## Source text
Sellout Crowd Transforms the Sports Media Market

Updated: Oct 16, 2023

Fresh from her trip to the Cotton Bowl in Dallas, I spoke to Sellout Crowd’s Jenni Carlson about her 25 years covering Oklahoma sports, interrupting the sports media market and Bob Stoops.

In a 25-year career spent covering Oklahoma sports, last week's Texas-Oklahoma classic was right up there for Jenni Carlson. “Red River (the OU-Texas rivalry) produces more great games than people think,” she says. “There was an unexpectedness about this year’s game for OU fans. The scene was set: people eating corn dogs and turkey legs at the State Fair in Texas before 9am. All the wackiness and the pageantry on show; people packing in the fair and the Cotton Bowl. You peer down at the dividing line on the fifty yard line in the stadium and see Texas burnt orange on one side, Oklahoma crimson on the other. And then, just a whale of a ball game.”

## Material provided

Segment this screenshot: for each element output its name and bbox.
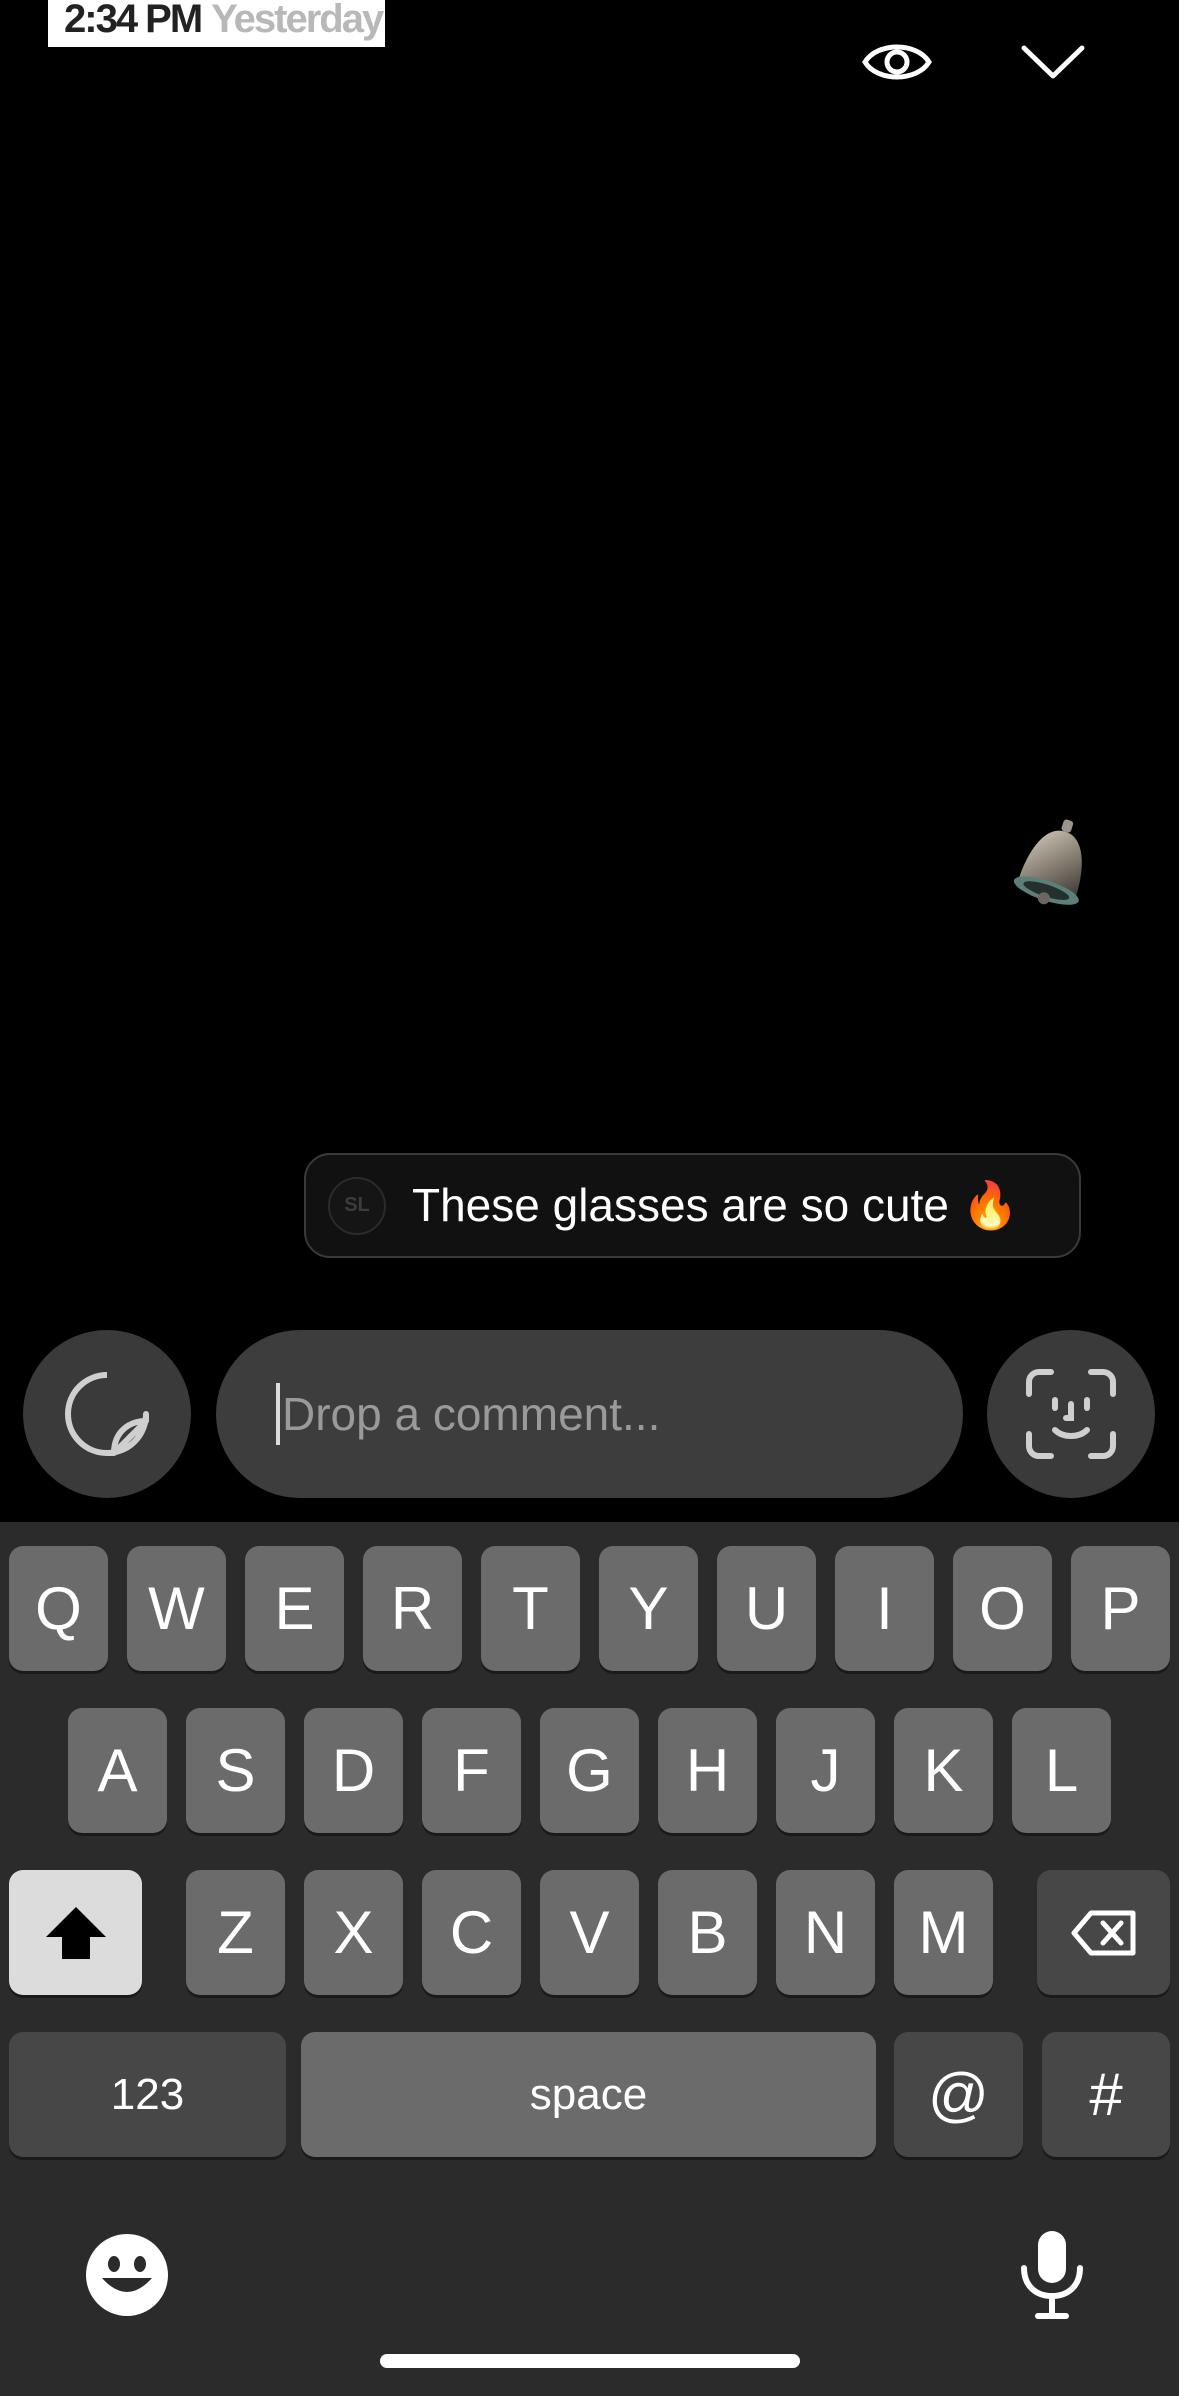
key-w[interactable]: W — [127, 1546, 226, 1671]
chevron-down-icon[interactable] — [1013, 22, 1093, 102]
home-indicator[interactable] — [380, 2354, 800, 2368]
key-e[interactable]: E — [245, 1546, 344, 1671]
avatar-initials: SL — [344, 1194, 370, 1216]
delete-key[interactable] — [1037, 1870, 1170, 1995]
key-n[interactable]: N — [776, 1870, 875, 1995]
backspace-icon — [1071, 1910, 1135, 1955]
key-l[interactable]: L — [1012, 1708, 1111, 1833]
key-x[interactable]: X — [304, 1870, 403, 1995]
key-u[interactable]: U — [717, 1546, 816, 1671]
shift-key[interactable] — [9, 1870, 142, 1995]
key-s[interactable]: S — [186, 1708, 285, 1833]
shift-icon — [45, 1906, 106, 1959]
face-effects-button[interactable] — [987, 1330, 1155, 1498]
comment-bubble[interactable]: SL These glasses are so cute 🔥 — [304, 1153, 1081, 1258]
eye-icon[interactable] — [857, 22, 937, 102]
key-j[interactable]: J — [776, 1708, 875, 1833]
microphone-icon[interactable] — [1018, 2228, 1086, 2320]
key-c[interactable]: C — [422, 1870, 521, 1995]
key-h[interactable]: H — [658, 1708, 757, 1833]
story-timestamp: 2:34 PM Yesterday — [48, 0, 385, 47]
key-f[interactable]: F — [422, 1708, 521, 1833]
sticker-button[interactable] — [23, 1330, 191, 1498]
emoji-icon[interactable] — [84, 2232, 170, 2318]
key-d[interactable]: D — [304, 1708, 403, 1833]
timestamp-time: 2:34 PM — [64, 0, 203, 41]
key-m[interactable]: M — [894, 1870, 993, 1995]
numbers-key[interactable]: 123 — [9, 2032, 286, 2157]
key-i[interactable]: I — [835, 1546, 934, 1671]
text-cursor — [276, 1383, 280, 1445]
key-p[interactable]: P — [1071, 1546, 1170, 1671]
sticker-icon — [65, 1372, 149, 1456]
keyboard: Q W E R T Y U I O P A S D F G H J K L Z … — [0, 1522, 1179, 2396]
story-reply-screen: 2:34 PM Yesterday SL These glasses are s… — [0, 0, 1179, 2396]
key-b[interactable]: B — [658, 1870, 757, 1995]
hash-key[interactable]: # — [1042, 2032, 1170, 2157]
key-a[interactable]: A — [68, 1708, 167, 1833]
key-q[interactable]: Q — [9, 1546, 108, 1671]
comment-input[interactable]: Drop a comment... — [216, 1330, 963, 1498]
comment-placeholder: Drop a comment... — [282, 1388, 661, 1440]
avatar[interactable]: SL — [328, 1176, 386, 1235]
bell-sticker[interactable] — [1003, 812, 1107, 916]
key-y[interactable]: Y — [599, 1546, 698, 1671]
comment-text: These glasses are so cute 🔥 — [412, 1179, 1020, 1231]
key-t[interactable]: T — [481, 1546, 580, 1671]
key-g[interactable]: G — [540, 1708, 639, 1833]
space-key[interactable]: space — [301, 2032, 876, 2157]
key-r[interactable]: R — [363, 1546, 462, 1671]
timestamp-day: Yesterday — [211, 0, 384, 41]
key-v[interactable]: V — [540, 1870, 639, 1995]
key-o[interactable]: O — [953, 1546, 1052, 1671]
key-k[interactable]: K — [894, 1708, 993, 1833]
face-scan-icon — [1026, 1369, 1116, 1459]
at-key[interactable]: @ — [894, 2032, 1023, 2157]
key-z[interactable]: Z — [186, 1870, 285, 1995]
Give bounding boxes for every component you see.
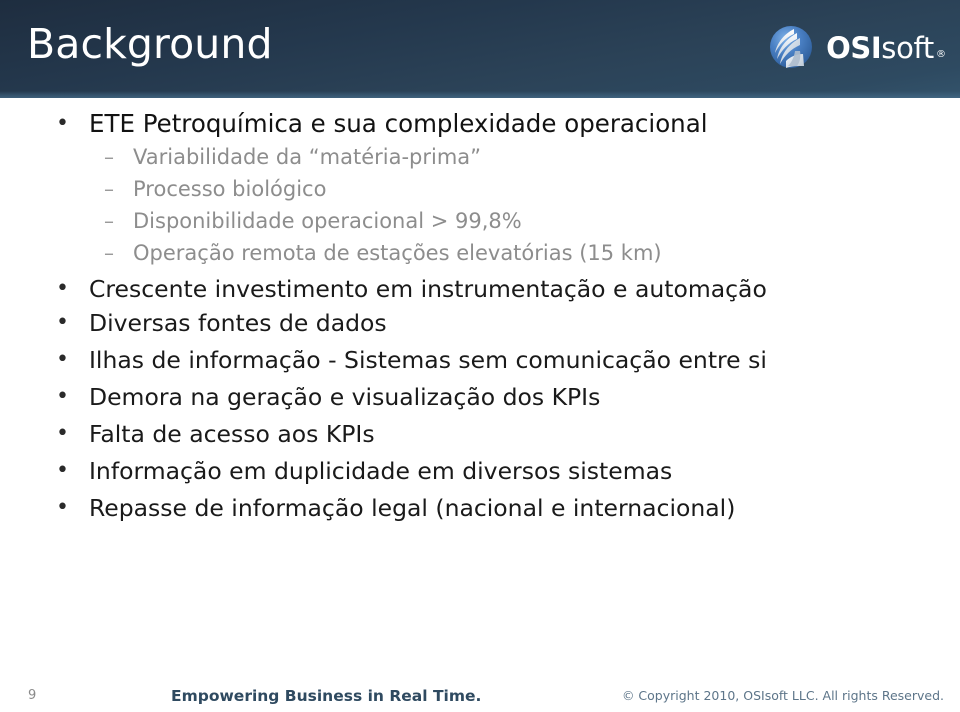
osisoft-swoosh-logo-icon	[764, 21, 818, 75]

## Required actions
a: From the Sellout Crowd article, print the passage starting with "Sellout Crowd Transforms" and going on through "and Bob Stoops.".
b: Condense the paragraph of the Sellout Crowd article that begins "In a 25-year career spent covering Oklahoma sports" into a shorter version that keeps its main facts.
c: Decide whether each statement agrees with the Sellout Crowd article, answering yes or no and quoting the words that settle it: (i) Jenni Carlson has spent 25 years covering Oklahoma sports. (ii) The Texas-Oklahoma game was played in a stadium in Oklahoma. (iii) Carlson says the Red River rivalry produces fewer great games than people think.
The records have no connection to the Sellout Crowd article.

## Written responses
a:
Sellout Crowd Transforms the Sports Media Market

Updated: Oct 16, 2023

Fresh from her trip to the Cotton Bowl in Dallas, I spoke to Sellout Crowd’s Jenni Carlson about her 25 years covering Oklahoma sports, interrupting the sports media market and Bob Stoops.

b: For Jenni Carlson, who has covered Oklahoma sports for 25 years, last week's Texas-Oklahoma game was right up there. She says the Red River rivalry produces more great games than people think, and this year's game held an unexpectedness for OU fans. She recalls people eating corn dogs and turkey legs at the State Fair in Texas before 9am, and the wackiness and pageantry on show as crowds packed the fair and the Cotton Bowl. The stadium was split at the fifty yard line between Texas burnt orange and Oklahoma crimson, and the result was a whale of a ball game.

c:
(i) Yes: "her 25 years covering Oklahoma sports."
(ii) No: "Fresh from her trip to the Cotton Bowl in Dallas."
(iii) No: "Red River (the OU-Texas rivalry) produces more great games than people think."